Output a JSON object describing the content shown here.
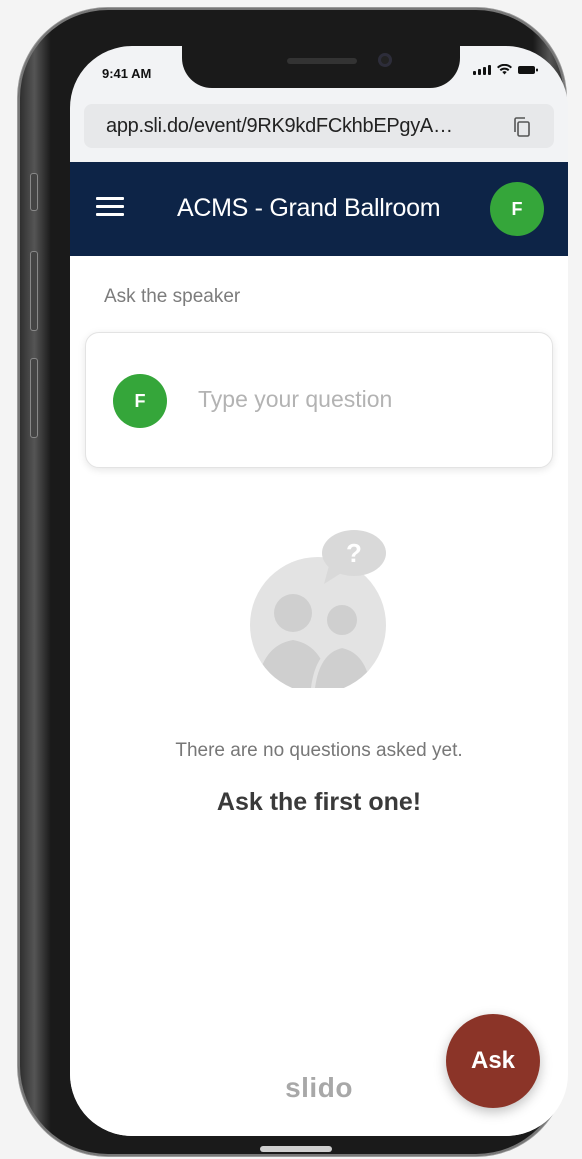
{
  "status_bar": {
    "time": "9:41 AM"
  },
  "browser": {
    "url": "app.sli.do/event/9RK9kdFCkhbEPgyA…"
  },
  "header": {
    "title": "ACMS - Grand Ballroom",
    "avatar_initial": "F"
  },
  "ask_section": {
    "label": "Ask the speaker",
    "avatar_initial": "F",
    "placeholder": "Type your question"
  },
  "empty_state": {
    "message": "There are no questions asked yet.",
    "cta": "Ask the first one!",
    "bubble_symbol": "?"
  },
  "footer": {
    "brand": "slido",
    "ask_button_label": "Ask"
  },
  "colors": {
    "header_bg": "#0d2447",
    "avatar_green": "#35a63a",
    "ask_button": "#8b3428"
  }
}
= = =
What the task asks: Reproduce the records verbatim, omitting all images they contain.

Exercise output:
Output a JSON object describing the content shown here.
{
  "status_bar": {
    "time": "9:41 AM"
  },
  "browser": {
    "url": "app.sli.do/event/9RK9kdFCkhbEPgyA…"
  },
  "header": {
    "title": "ACMS - Grand Ballroom",
    "avatar_initial": "F"
  },
  "ask_section": {
    "label": "Ask the speaker",
    "avatar_initial": "F",
    "placeholder": "Type your question"
  },
  "empty_state": {
    "message": "There are no questions asked yet.",
    "cta": "Ask the first one!",
    "bubble_symbol": "?"
  },
  "footer": {
    "brand": "slido",
    "ask_button_label": "Ask"
  },
  "colors": {
    "header_bg": "#0d2447",
    "avatar_green": "#35a63a",
    "ask_button": "#8b3428"
  }
}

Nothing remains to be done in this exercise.